>> START

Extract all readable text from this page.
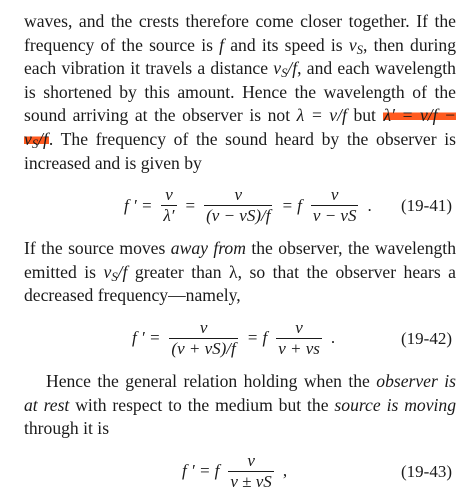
waves, and the crests therefore come closer together. If the frequency of the source is f and its speed is $v_S$, then during each vibration it travels a distance $v_S/f$, and each wavelength is shortened by this amount. Hence the wavelength of the sound arriving at the observer is not λ = v/f but $\lambda' = v/f - v_S/f$. The frequency of the sound heard by the observer is increased and is given by

f ′ = $\frac{v}{\lambda'} = \frac{v}{(v - vS)/f} = f \frac{v}{v - vS}$ . (19-41)

If the source moves away from the observer, the wavelength emitted is $v_S/f$ greater than λ, so that the observer hears a decreased frequency—namely,

f ′ = $\frac{v}{(v + vS)/f} = f \frac{v}{v + vs}$ .	(19-42)

Hence the general relation holding when the observer is at rest with respect to the medium but the source is moving through it is

f ′ = f $\frac{v}{v \pm vS}$ ,	(19-43)
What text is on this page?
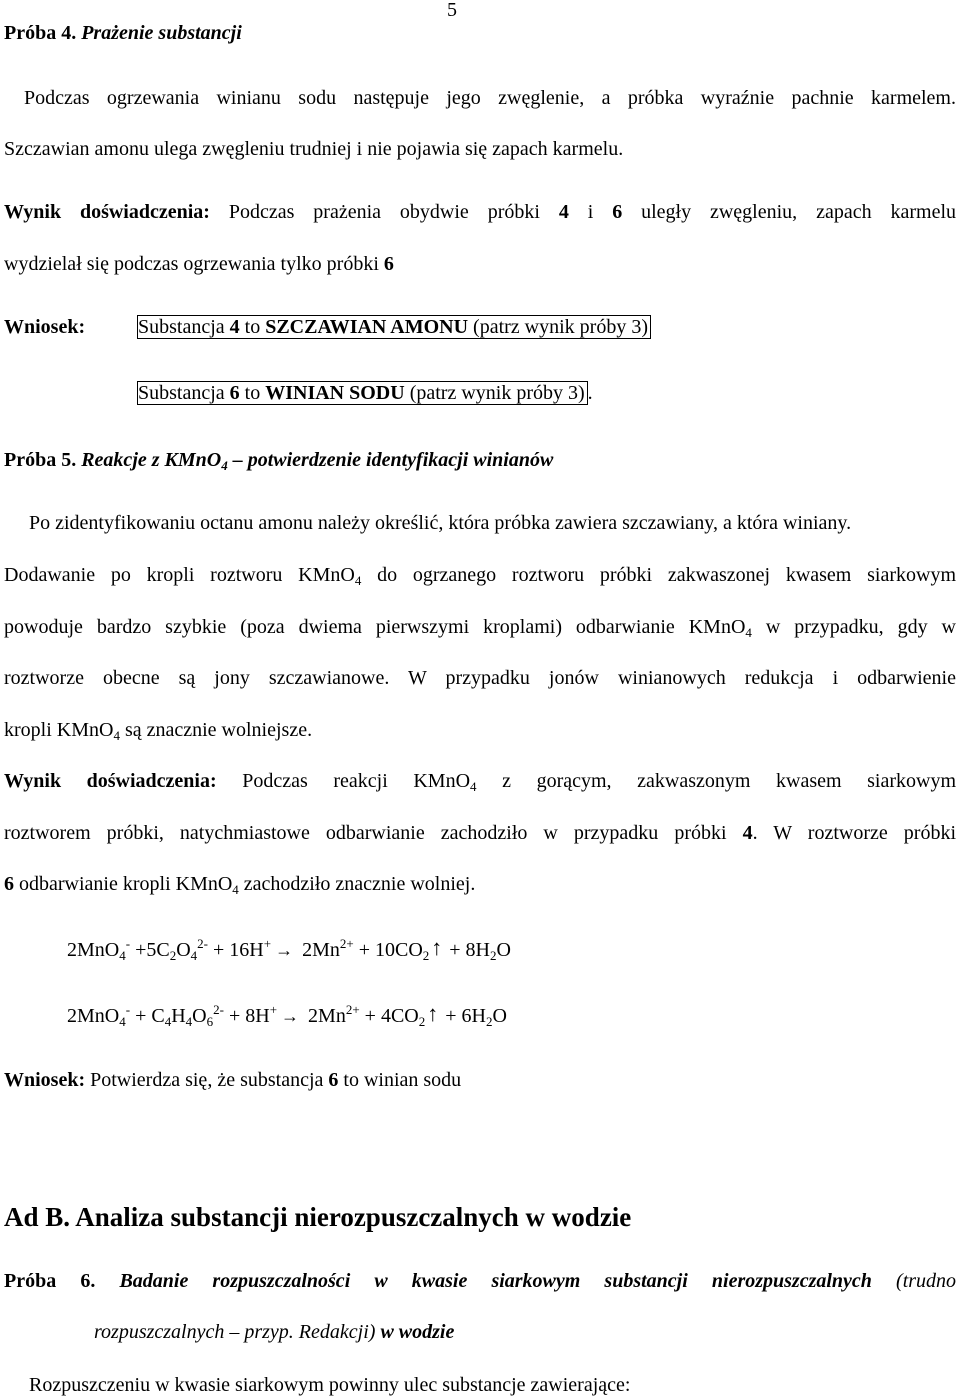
5
Próba 4. Prażenie substancji
Podczas ogrzewania winianu sodu następuje jego zwęglenie, a próbka wyraźnie pachnie karmelem.
Szczawian amonu ulega zwęgleniu trudniej i nie pojawia się zapach karmelu.
Wynik doświadczenia: Podczas prażenia obydwie próbki 4 i 6 uległy zwęgleniu, zapach karmelu
wydzielał się podczas ogrzewania tylko próbki 6
Wniosek:	Substancja 4 to SZCZAWIAN AMONU (patrz wynik próby 3)
Substancja 6 to WINIAN SODU (patrz wynik próby 3) .
Próba 5. Reakcje z KMnO$_4$ – potwierdzenie identyfikacji winianów
Po zidentyfikowaniu octanu amonu należy określić, która próbka zawiera szczawiany, a która winiany.
Dodawanie po kropli roztworu KMnO$_4$ do ogrzanego roztworu próbki zakwaszonej kwasem siarkowym
powoduje bardzo szybkie (poza dwiema pierwszymi kroplami) odbarwianie KMnO$_4$ w przypadku, gdy w
roztworze obecne są jony szczawianowe. W przypadku jonów winianowych redukcja i odbarwienie
kropli KMnO$_4$ są znacznie wolniejsze.
Wynik doświadczenia: Podczas reakcji KMnO$_4$ z gorącym, zakwaszonym kwasem siarkowym
roztworem próbki, natychmiastowe odbarwianie zachodziło w przypadku próbki 4. W roztworze próbki
6 odbarwianie kropli KMnO$_4$ zachodziło znacznie wolniej.
$2MnO_4^- +5C_2O_4^{2-} + 16H^+ \to 2Mn^{2+}$ + $10CO_2↑ + 8H_2O$
$2MnO_4^- + C_4H_4O_6^{2-} + 8H^+ \to 2Mn^{2+}$ + $4CO_2↑ + 6H_2O$
Wniosek: Potwierdza się, że substancja 6 to winian sodu
Ad B. Analiza substancji nierozpuszczalnych w wodzie
Próba 6. Badanie rozpuszczalności w kwasie siarkowym substancji nierozpuszczalnych (trudno
rozpuszczalnych – przyp. Redakcji) w wodzie
Rozpuszczeniu w kwasie siarkowym powinny ulec substancje zawierające:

>> END

▶ _Problem details_:
Set down the material above as is, without any pictures.

▶ _Answer to the task_:
Extract all readable text from this page.
waves, and the crests therefore come closer together. If the frequency of the source is f and its speed is $v_S$, then during each vibration it travels a distance $v_S/f$, and each wavelength is shortened by this amount. Hence the wavelength of the sound arriving at the observer is not λ = v/f but $\lambda' = v/f - v_S/f$. The frequency of the sound heard by the observer is increased and is given by

f ′ = $\frac{v}{\lambda'} = \frac{v}{(v - vS)/f} = f \frac{v}{v - vS}$ . (19-41)

If the source moves away from the observer, the wavelength emitted is $v_S/f$ greater than λ, so that the observer hears a decreased frequency—namely,

f ′ = $\frac{v}{(v + vS)/f} = f \frac{v}{v + vs}$ .	(19-42)

Hence the general relation holding when the observer is at rest with respect to the medium but the source is moving through it is

f ′ = f $\frac{v}{v \pm vS}$ ,	(19-43)
What text is on this page?
5
Próba 4. Prażenie substancji
Podczas ogrzewania winianu sodu następuje jego zwęglenie, a próbka wyraźnie pachnie karmelem.
Szczawian amonu ulega zwęgleniu trudniej i nie pojawia się zapach karmelu.
Wynik doświadczenia: Podczas prażenia obydwie próbki 4 i 6 uległy zwęgleniu, zapach karmelu
wydzielał się podczas ogrzewania tylko próbki 6
Wniosek:	Substancja 4 to SZCZAWIAN AMONU (patrz wynik próby 3)
Substancja 6 to WINIAN SODU (patrz wynik próby 3) .
Próba 5. Reakcje z KMnO$_4$ – potwierdzenie identyfikacji winianów
Po zidentyfikowaniu octanu amonu należy określić, która próbka zawiera szczawiany, a która winiany.
Dodawanie po kropli roztworu KMnO$_4$ do ogrzanego roztworu próbki zakwaszonej kwasem siarkowym
powoduje bardzo szybkie (poza dwiema pierwszymi kroplami) odbarwianie KMnO$_4$ w przypadku, gdy w
roztworze obecne są jony szczawianowe. W przypadku jonów winianowych redukcja i odbarwienie
kropli KMnO$_4$ są znacznie wolniejsze.
Wynik doświadczenia: Podczas reakcji KMnO$_4$ z gorącym, zakwaszonym kwasem siarkowym
roztworem próbki, natychmiastowe odbarwianie zachodziło w przypadku próbki 4. W roztworze próbki
6 odbarwianie kropli KMnO$_4$ zachodziło znacznie wolniej.
$2MnO_4^- +5C_2O_4^{2-} + 16H^+ \to 2Mn^{2+}$ + $10CO_2↑ + 8H_2O$
$2MnO_4^- + C_4H_4O_6^{2-} + 8H^+ \to 2Mn^{2+}$ + $4CO_2↑ + 6H_2O$
Wniosek: Potwierdza się, że substancja 6 to winian sodu
Ad B. Analiza substancji nierozpuszczalnych w wodzie
Próba 6. Badanie rozpuszczalności w kwasie siarkowym substancji nierozpuszczalnych (trudno
rozpuszczalnych – przyp. Redakcji) w wodzie
Rozpuszczeniu w kwasie siarkowym powinny ulec substancje zawierające:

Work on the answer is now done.